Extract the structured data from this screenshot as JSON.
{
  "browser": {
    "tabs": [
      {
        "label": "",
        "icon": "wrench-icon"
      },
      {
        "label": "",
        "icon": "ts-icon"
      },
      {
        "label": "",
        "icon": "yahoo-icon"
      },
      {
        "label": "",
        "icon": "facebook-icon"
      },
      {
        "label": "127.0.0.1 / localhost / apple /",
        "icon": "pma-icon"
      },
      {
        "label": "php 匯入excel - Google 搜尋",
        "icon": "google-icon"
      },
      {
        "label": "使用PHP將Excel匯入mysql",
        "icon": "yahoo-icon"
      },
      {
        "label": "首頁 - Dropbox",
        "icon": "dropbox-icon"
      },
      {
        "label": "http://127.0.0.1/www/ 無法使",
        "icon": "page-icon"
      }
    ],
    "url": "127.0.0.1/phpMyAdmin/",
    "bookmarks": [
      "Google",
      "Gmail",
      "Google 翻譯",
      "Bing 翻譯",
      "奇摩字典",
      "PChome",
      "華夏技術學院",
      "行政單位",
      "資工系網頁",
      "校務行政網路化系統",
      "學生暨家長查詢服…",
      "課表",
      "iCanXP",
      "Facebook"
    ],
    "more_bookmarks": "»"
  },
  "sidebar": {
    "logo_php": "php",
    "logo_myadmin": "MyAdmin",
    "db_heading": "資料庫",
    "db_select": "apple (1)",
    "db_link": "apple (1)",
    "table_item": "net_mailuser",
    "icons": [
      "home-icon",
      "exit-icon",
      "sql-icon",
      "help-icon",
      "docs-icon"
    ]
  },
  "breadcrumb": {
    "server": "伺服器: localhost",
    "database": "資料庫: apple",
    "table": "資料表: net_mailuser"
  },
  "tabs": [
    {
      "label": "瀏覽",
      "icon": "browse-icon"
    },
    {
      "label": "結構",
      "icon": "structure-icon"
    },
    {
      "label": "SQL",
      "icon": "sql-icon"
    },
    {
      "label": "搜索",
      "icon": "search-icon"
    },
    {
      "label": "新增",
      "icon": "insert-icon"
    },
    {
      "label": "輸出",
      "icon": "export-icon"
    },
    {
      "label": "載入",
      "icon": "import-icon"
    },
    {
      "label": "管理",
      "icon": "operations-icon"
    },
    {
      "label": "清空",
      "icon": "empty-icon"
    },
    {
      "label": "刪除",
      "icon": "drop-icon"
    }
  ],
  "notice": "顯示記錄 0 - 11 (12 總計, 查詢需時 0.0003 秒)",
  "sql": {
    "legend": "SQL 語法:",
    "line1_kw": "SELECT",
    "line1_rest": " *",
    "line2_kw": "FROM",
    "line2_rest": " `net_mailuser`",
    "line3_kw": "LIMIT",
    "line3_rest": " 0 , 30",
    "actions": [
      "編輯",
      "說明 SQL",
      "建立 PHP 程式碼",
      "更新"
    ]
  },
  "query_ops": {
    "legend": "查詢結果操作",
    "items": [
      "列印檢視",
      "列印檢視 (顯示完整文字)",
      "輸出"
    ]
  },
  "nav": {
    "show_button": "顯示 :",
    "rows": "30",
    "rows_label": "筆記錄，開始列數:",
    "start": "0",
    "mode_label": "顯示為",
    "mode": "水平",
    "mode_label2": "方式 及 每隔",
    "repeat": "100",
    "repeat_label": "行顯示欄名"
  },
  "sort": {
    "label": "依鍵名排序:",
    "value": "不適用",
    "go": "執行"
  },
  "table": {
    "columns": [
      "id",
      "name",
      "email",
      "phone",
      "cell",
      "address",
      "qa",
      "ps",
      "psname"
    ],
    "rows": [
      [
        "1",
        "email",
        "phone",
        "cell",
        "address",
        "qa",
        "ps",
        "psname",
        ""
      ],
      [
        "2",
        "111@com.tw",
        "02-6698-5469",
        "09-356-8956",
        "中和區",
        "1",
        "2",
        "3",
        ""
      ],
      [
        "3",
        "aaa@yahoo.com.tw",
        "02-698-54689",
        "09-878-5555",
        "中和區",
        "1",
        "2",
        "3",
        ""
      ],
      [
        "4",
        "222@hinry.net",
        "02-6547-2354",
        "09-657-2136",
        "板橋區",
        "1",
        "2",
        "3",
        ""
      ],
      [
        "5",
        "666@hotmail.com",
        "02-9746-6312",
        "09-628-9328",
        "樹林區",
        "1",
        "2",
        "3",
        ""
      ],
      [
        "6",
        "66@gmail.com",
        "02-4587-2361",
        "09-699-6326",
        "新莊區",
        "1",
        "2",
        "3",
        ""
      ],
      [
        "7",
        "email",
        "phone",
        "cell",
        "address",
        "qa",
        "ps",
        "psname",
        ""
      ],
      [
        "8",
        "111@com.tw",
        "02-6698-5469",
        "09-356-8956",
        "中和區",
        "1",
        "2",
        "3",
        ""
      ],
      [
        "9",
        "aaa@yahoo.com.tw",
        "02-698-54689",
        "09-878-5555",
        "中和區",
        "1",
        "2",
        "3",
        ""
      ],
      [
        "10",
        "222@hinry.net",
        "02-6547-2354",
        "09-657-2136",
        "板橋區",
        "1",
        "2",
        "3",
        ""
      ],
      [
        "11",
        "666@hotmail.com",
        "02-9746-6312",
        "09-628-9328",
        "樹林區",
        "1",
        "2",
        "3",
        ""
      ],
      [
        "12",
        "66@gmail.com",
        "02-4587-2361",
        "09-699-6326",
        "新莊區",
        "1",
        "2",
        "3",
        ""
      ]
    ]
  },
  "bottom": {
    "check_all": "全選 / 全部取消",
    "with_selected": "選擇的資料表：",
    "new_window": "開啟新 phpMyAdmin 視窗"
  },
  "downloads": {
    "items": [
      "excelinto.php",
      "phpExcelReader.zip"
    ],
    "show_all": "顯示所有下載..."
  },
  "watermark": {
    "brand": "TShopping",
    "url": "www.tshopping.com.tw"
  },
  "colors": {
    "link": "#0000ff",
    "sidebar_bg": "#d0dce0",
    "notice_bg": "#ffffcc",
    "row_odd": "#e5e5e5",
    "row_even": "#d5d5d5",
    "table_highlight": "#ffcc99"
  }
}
...
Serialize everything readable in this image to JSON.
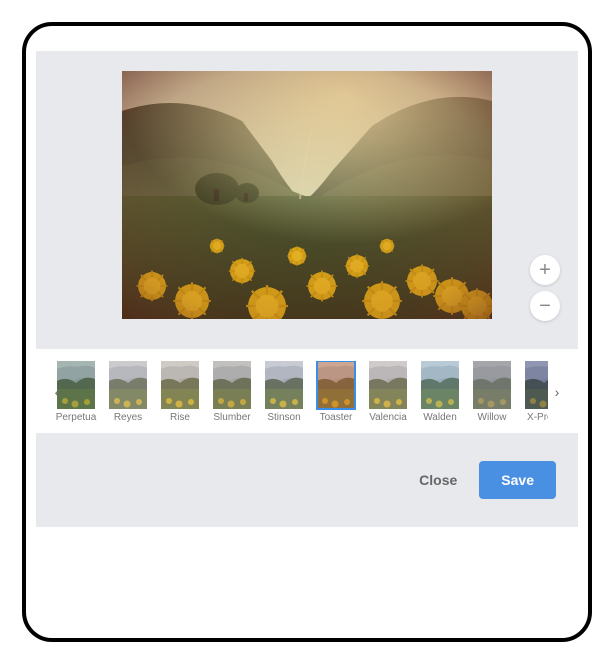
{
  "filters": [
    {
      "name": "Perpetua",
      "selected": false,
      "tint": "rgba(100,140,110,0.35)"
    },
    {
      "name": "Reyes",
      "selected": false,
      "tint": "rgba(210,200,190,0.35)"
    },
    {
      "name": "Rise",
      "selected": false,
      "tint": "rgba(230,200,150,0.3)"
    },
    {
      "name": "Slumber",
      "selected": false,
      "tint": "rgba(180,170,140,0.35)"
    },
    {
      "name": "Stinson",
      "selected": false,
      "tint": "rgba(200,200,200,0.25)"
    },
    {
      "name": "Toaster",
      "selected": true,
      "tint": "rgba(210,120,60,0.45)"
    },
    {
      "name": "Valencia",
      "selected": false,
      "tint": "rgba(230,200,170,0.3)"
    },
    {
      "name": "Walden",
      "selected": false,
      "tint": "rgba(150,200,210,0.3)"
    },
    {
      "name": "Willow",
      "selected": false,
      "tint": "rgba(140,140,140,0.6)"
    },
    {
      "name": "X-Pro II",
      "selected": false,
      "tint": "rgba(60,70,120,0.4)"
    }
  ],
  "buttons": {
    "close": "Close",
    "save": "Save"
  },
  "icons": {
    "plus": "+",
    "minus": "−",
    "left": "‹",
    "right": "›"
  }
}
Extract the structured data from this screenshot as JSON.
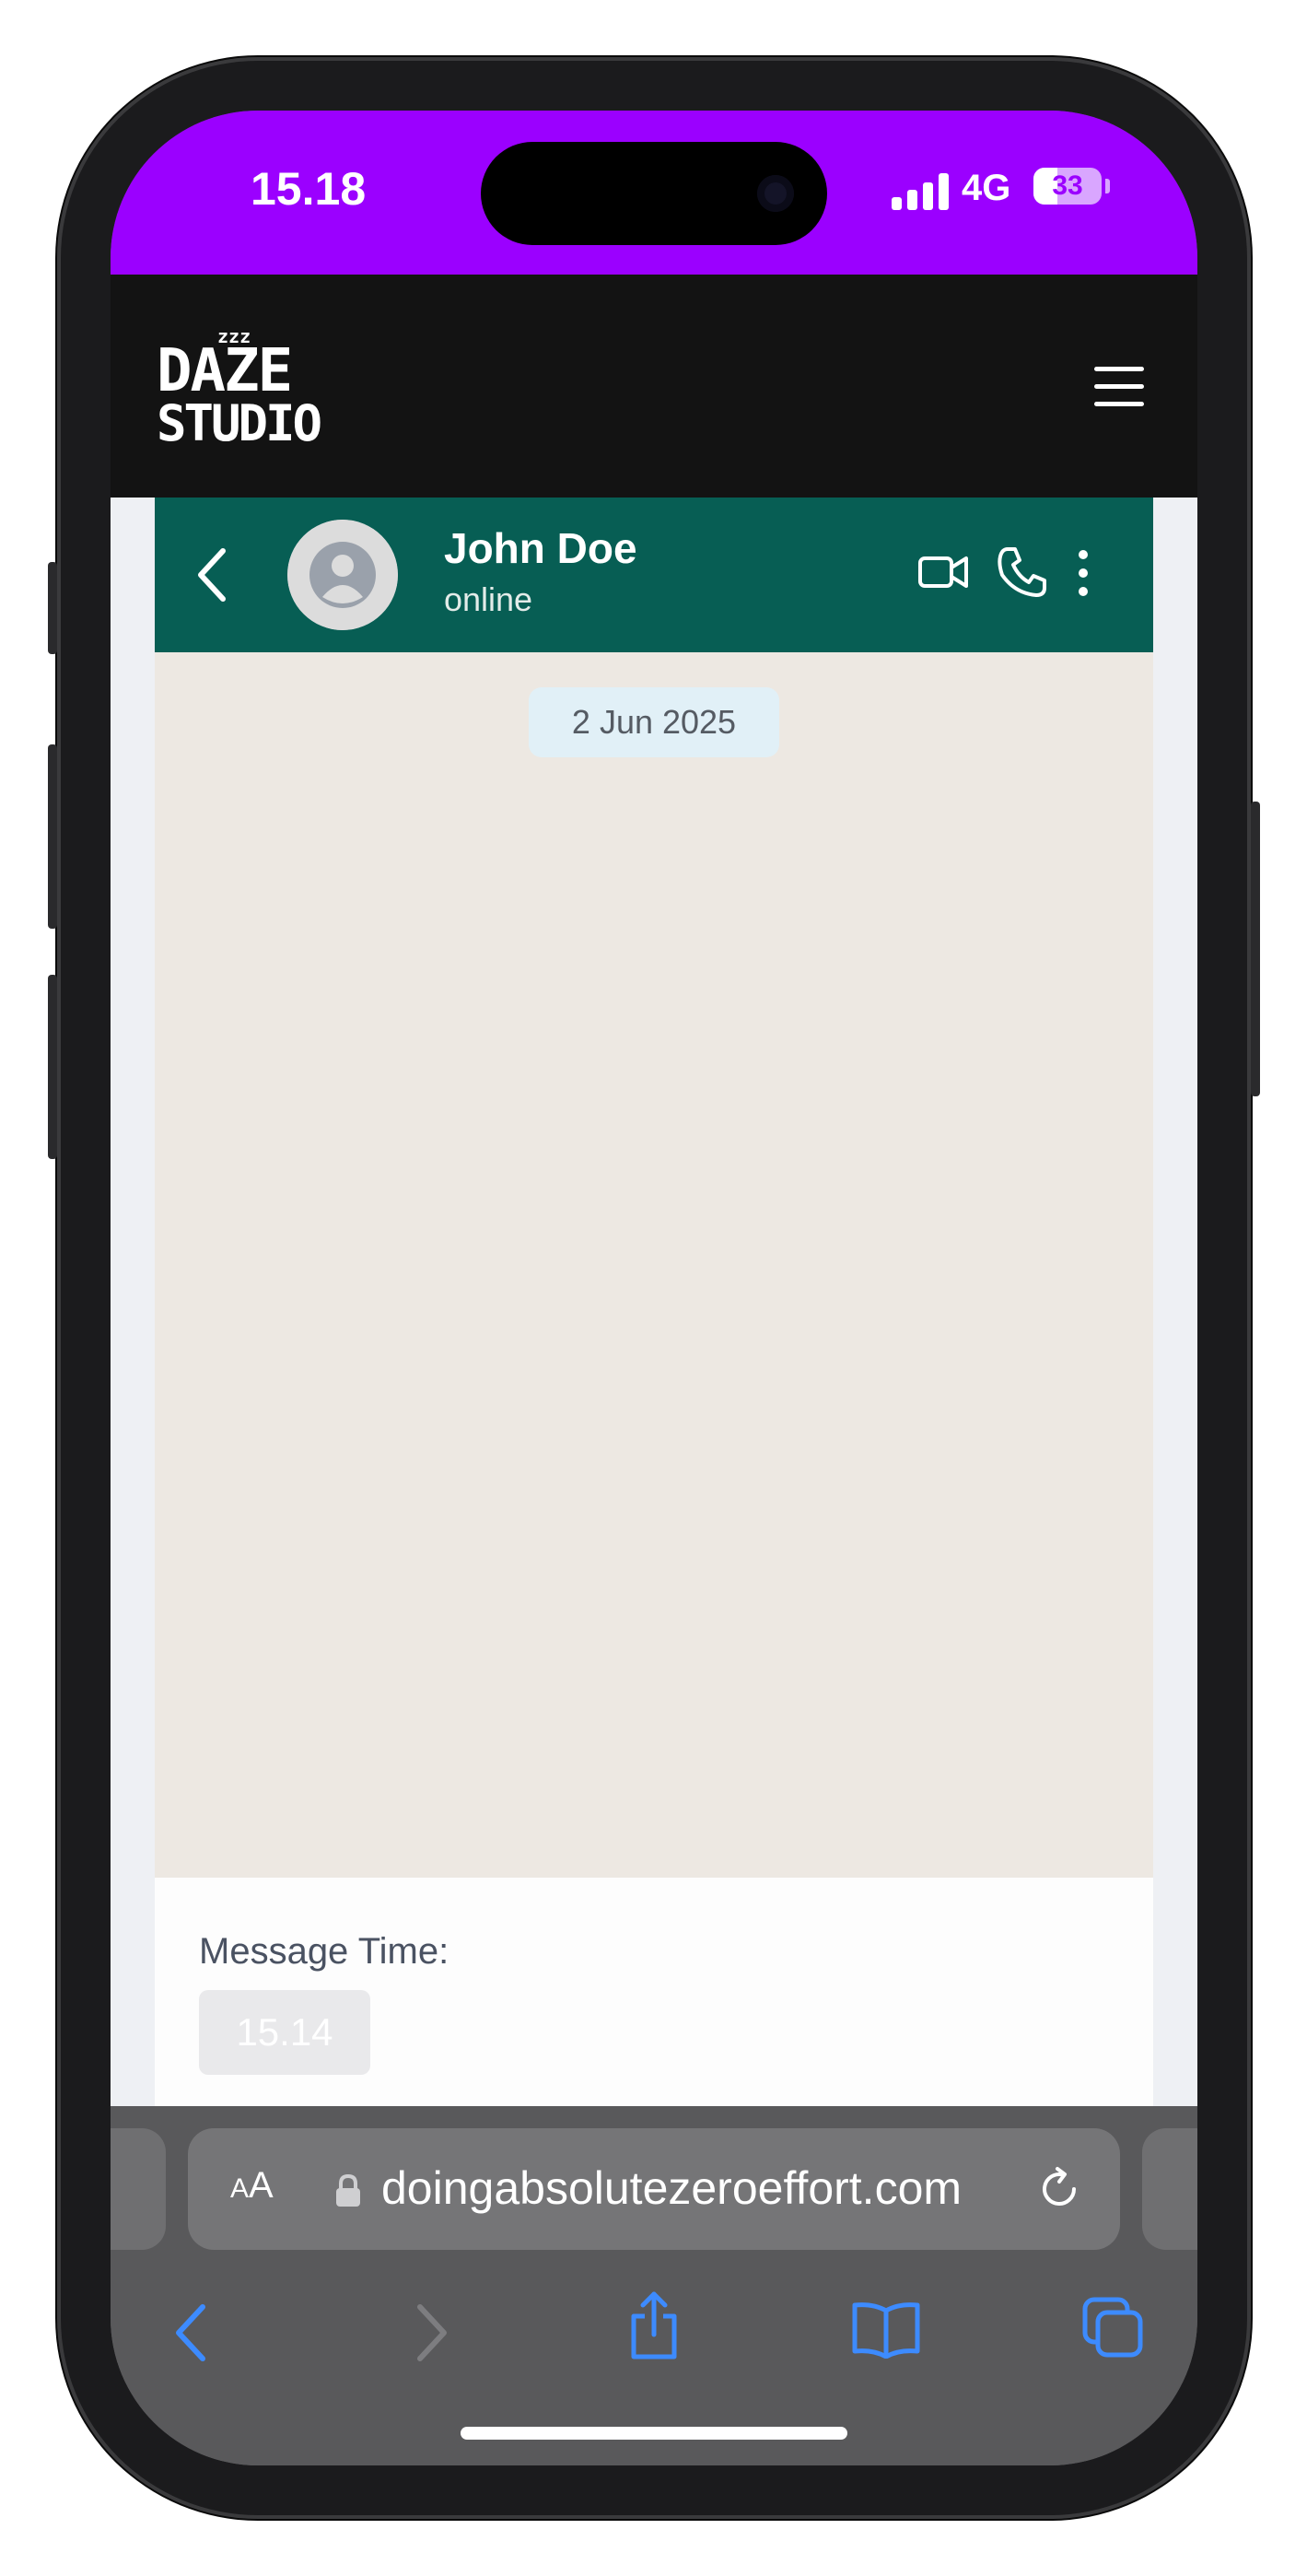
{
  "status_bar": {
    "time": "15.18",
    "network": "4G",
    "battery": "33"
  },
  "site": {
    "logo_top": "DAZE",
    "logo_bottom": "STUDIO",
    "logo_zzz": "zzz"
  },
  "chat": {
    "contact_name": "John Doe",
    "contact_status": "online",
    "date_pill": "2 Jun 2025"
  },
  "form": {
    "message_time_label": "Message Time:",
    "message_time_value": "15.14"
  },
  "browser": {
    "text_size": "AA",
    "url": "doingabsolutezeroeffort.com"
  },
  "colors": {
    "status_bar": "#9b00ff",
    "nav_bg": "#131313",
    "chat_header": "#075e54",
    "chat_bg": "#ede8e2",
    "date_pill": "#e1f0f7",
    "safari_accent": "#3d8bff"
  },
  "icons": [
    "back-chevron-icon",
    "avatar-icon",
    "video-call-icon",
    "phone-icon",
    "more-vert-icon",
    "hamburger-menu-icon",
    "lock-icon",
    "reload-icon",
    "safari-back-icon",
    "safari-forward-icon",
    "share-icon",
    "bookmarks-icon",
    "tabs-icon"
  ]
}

Work to be completed: Using the data above, say how many lines include "apple". No other reply is needed.

Reply to the task: 4